(Exercise)
Could every line of the data be printed exactly as it reads?

(Material for the task)
------------------------------------------------------------

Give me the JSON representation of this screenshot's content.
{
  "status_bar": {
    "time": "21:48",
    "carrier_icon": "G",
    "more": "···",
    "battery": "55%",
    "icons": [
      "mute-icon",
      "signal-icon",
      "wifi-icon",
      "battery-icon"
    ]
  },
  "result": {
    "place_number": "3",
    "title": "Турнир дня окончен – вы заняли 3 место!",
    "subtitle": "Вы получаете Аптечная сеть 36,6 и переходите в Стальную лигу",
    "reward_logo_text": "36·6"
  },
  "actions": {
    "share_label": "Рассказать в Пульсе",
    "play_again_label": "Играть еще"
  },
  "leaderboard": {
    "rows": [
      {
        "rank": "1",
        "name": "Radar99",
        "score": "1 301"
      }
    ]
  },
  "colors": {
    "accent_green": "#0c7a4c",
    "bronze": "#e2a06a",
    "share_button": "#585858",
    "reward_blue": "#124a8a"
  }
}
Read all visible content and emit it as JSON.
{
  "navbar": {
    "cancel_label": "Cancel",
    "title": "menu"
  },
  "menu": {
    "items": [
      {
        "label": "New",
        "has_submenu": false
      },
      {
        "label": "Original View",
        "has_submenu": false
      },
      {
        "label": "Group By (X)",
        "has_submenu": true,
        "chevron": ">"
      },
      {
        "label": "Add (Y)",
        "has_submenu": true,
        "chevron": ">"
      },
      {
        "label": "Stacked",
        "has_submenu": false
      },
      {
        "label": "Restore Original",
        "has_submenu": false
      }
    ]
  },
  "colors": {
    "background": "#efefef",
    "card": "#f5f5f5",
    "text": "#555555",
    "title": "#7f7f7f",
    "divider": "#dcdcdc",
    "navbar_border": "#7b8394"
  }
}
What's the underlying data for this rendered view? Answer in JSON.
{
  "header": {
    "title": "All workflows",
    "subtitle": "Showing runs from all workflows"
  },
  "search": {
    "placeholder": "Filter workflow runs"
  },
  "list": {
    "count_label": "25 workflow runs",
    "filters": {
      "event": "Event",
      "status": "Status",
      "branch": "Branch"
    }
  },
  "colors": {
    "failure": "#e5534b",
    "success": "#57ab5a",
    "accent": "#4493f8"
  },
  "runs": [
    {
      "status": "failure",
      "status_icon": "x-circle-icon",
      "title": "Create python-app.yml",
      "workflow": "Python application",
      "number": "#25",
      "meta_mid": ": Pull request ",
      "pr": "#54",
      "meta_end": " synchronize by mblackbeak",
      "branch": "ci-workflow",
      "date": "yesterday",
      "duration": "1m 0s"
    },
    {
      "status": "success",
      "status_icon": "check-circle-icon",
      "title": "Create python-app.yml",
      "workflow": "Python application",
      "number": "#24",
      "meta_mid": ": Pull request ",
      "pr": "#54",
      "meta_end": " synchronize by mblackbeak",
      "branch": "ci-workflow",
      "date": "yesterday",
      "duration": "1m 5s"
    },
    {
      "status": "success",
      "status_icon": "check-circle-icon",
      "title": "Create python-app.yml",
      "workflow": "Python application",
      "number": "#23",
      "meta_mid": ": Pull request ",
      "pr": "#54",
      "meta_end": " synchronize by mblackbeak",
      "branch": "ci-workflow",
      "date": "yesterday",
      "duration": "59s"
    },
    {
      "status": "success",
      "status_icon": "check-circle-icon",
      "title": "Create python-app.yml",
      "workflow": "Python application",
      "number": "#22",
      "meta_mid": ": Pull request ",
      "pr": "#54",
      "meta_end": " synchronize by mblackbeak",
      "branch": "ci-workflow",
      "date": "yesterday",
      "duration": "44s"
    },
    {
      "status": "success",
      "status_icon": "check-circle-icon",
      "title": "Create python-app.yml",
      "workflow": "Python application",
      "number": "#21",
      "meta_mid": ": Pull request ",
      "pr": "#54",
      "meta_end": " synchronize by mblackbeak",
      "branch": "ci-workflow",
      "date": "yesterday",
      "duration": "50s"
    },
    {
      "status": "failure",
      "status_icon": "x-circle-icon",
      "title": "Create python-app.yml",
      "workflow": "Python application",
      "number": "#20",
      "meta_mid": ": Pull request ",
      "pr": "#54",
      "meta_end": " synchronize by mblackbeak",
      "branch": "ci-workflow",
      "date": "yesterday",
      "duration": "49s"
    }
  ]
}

------------------------------------------------------------

(Answer to the exercise)
Give me the JSON representation of this screenshot's content.
{
  "status_bar": {
    "time": "21:48",
    "carrier_icon": "G",
    "more": "···",
    "battery": "55%",
    "icons": [
      "mute-icon",
      "signal-icon",
      "wifi-icon",
      "battery-icon"
    ]
  },
  "result": {
    "place_number": "3",
    "title": "Турнир дня окончен – вы заняли 3 место!",
    "subtitle": "Вы получаете Аптечная сеть 36,6 и переходите в Стальную лигу",
    "reward_logo_text": "36·6"
  },
  "actions": {
    "share_label": "Рассказать в Пульсе",
    "play_again_label": "Играть еще"
  },
  "leaderboard": {
    "rows": [
      {
        "rank": "1",
        "name": "Radar99",
        "score": "1 301"
      }
    ]
  },
  "colors": {
    "accent_green": "#0c7a4c",
    "bronze": "#e2a06a",
    "share_button": "#585858",
    "reward_blue": "#124a8a"
  }
}
Read all visible content and emit it as JSON.
{
  "navbar": {
    "cancel_label": "Cancel",
    "title": "menu"
  },
  "menu": {
    "items": [
      {
        "label": "New",
        "has_submenu": false
      },
      {
        "label": "Original View",
        "has_submenu": false
      },
      {
        "label": "Group By (X)",
        "has_submenu": true,
        "chevron": ">"
      },
      {
        "label": "Add (Y)",
        "has_submenu": true,
        "chevron": ">"
      },
      {
        "label": "Stacked",
        "has_submenu": false
      },
      {
        "label": "Restore Original",
        "has_submenu": false
      }
    ]
  },
  "colors": {
    "background": "#efefef",
    "card": "#f5f5f5",
    "text": "#555555",
    "title": "#7f7f7f",
    "divider": "#dcdcdc",
    "navbar_border": "#7b8394"
  }
}
What's the underlying data for this rendered view? Answer in JSON.
{
  "header": {
    "title": "All workflows",
    "subtitle": "Showing runs from all workflows"
  },
  "search": {
    "placeholder": "Filter workflow runs"
  },
  "list": {
    "count_label": "25 workflow runs",
    "filters": {
      "event": "Event",
      "status": "Status",
      "branch": "Branch"
    }
  },
  "colors": {
    "failure": "#e5534b",
    "success": "#57ab5a",
    "accent": "#4493f8"
  },
  "runs": [
    {
      "status": "failure",
      "status_icon": "x-circle-icon",
      "title": "Create python-app.yml",
      "workflow": "Python application",
      "number": "#25",
      "meta_mid": ": Pull request ",
      "pr": "#54",
      "meta_end": " synchronize by mblackbeak",
      "branch": "ci-workflow",
      "date": "yesterday",
      "duration": "1m 0s"
    },
    {
      "status": "success",
      "status_icon": "check-circle-icon",
      "title": "Create python-app.yml",
      "workflow": "Python application",
      "number": "#24",
      "meta_mid": ": Pull request ",
      "pr": "#54",
      "meta_end": " synchronize by mblackbeak",
      "branch": "ci-workflow",
      "date": "yesterday",
      "duration": "1m 5s"
    },
    {
      "status": "success",
      "status_icon": "check-circle-icon",
      "title": "Create python-app.yml",
      "workflow": "Python application",
      "number": "#23",
      "meta_mid": ": Pull request ",
      "pr": "#54",
      "meta_end": " synchronize by mblackbeak",
      "branch": "ci-workflow",
      "date": "yesterday",
      "duration": "59s"
    },
    {
      "status": "success",
      "status_icon": "check-circle-icon",
      "title": "Create python-app.yml",
      "workflow": "Python application",
      "number": "#22",
      "meta_mid": ": Pull request ",
      "pr": "#54",
      "meta_end": " synchronize by mblackbeak",
      "branch": "ci-workflow",
      "date": "yesterday",
      "duration": "44s"
    },
    {
      "status": "success",
      "status_icon": "check-circle-icon",
      "title": "Create python-app.yml",
      "workflow": "Python application",
      "number": "#21",
      "meta_mid": ": Pull request ",
      "pr": "#54",
      "meta_end": " synchronize by mblackbeak",
      "branch": "ci-workflow",
      "date": "yesterday",
      "duration": "50s"
    },
    {
      "status": "failure",
      "status_icon": "x-circle-icon",
      "title": "Create python-app.yml",
      "workflow": "Python application",
      "number": "#20",
      "meta_mid": ": Pull request ",
      "pr": "#54",
      "meta_end": " synchronize by mblackbeak",
      "branch": "ci-workflow",
      "date": "yesterday",
      "duration": "49s"
    }
  ]
}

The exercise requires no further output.